Check every line below for the word "сфере" and give only the number of lines where it appears.

-*-*-

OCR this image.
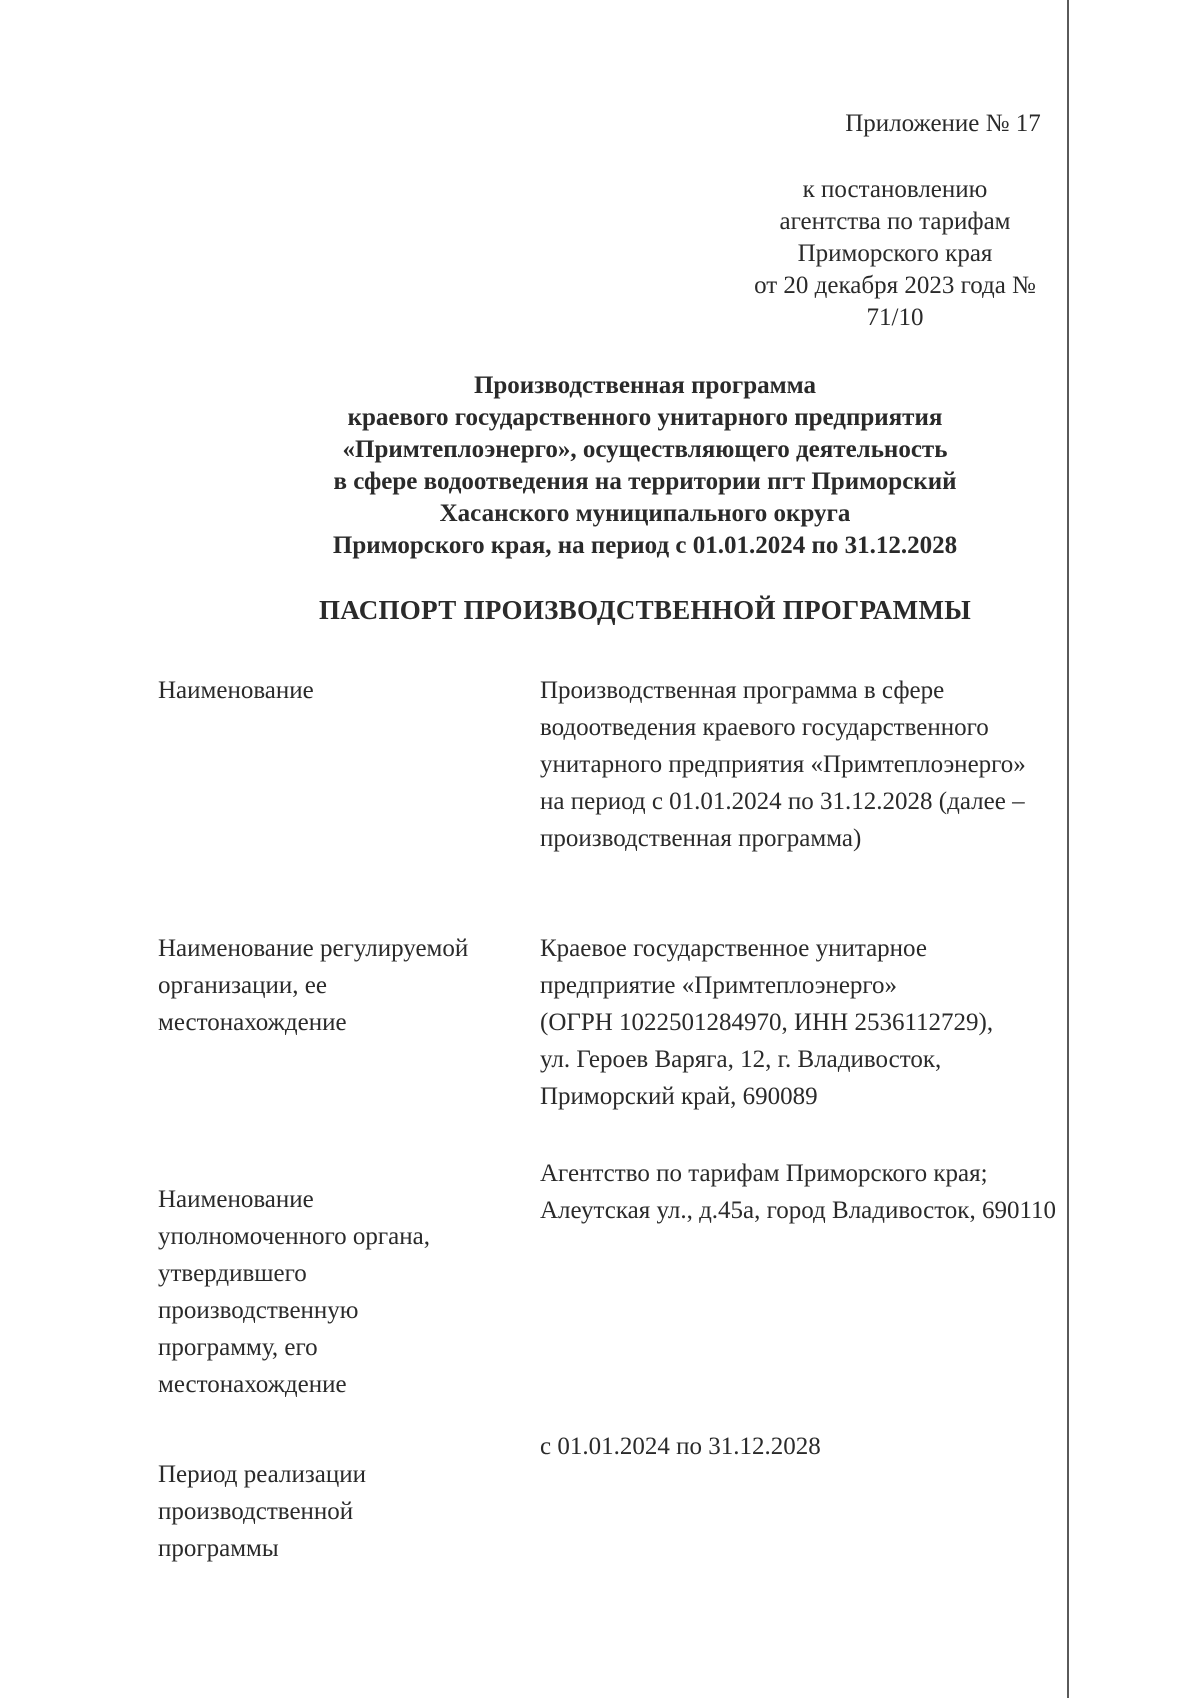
Приложение № 17
к постановлению
агентства по тарифам
Приморского края
от 20 декабря 2023 года № 71/10
Производственная программа
краевого государственного унитарного предприятия
«Примтеплоэнерго», осуществляющего деятельность
в сфере водоотведения на территории пгт Приморский
Хасанского муниципального округа
Приморского края, на период с 01.01.2024 по 31.12.2028
ПАСПОРТ ПРОИЗВОДСТВЕННОЙ ПРОГРАММЫ
Наименование	Производственная программа в сфере
водоотведения краевого государственного
унитарного предприятия «Примтеплоэнерго»
на период с 01.01.2024 по 31.12.2028 (далее –
производственная программа)
Наименование регулируемой
организации, ее
местонахождение
Краевое государственное унитарное
предприятие «Примтеплоэнерго»
(ОГРН 1022501284970, ИНН 2536112729),
ул. Героев Варяга, 12, г. Владивосток,
Приморский край, 690089
Наименование
уполномоченного органа,
утвердившего
производственную
программу, его
местонахождение
Агентство по тарифам Приморского края;
Алеутская ул., д.45а, город Владивосток, 690110
Период реализации
производственной
программы
с 01.01.2024 по 31.12.2028
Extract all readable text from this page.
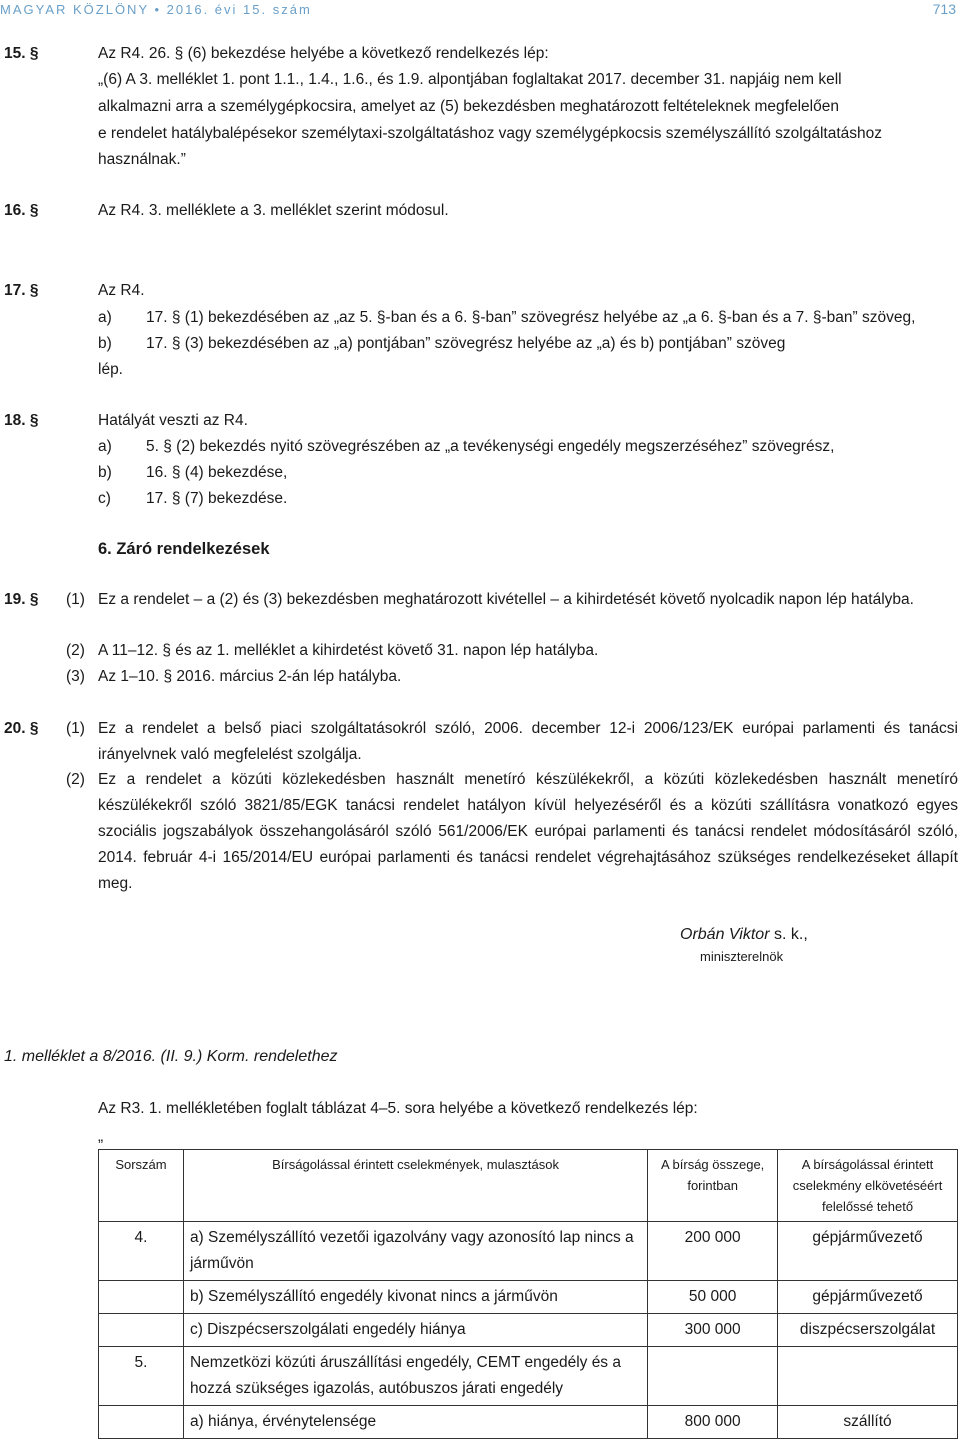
MAGYAR KÖZLÖNY • 2016. évi 15. szám	713
15. §	Az R4. 26. § (6) bekezdése helyébe a következő rendelkezés lép:
„(6) A 3. melléklet 1. pont 1.1., 1.4., 1.6., és 1.9. alpontjában foglaltakat 2017. december 31. napjáig nem kell
alkalmazni arra a személygépkocsira, amelyet az (5) bekezdésben meghatározott feltételeknek megfelelően
e rendelet hatálybalépésekor személytaxi-szolgáltatáshoz vagy személygépkocsis személyszállító szolgáltatáshoz
használnak.”
16. §	Az R4. 3. melléklete a 3. melléklet szerint módosul.
17. §	Az R4.
a) 17. § (1) bekezdésében az „az 5. §-ban és a 6. §-ban” szövegrész helyébe az „a 6. §-ban és a 7. §-ban” szöveg,
b) 17. § (3) bekezdésében az „a) pontjában” szövegrész helyébe az „a) és b) pontjában” szöveg
lép.
18. §	Hatályát veszti az R4.
a) 5. § (2) bekezdés nyitó szövegrészében az „a tevékenységi engedély megszerzéséhez” szövegrész,
b) 16. § (4) bekezdése,
c) 17. § (7) bekezdése.
6. Záró rendelkezések
19. § (1) Ez a rendelet – a (2) és (3) bekezdésben meghatározott kivétellel – a kihirdetését követő nyolcadik napon lép hatályba.
(2) A 11–12. § és az 1. melléklet a kihirdetést követő 31. napon lép hatályba.
(3) Az 1–10. § 2016. március 2-án lép hatályba.
20. § (1) Ez a rendelet a belső piaci szolgáltatásokról szóló, 2006. december 12-i 2006/123/EK európai parlamenti és tanácsi irányelvnek való megfelelést szolgálja.
(2) Ez a rendelet a közúti közlekedésben használt menetíró készülékekről, a közúti közlekedésben használt menetíró készülékekről szóló 3821/85/EGK tanácsi rendelet hatályon kívül helyezéséről és a közúti szállításra vonatkozó egyes szociális jogszabályok összehangolásáról szóló 561/2006/EK európai parlamenti és tanácsi rendelet módosításáról szóló, 2014. február 4-i 165/2014/EU európai parlamenti és tanácsi rendelet végrehajtásához szükséges rendelkezéseket állapít meg.
Orbán Viktor s. k.,
miniszterelnök
1. melléklet a 8/2016. (II. 9.) Korm. rendelethez
Az R3. 1. mellékletében foglalt táblázat 4–5. sora helyébe a következő rendelkezés lép:
„
Sorszám	Bírságolással érintett cselekmények, mulasztások	A bírság összege, forintban	A bírságolással érintett cselekmény elkövetéséért felelőssé tehető
4.	a) Személyszállító vezetői igazolvány vagy azonosító lap nincs a járművön	200 000	gépjárművezető
	b) Személyszállító engedély kivonat nincs a járművön	50 000	gépjárművezető
	c) Diszpécserszolgálati engedély hiánya	300 000	diszpécserszolgálat
5.	Nemzetközi közúti áruszállítási engedély, CEMT engedély és a hozzá szükséges igazolás, autóbuszos járati engedély		
	a) hiánya, érvénytelensége	800 000	szállító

-*-*-

_TASK ANSWER_
2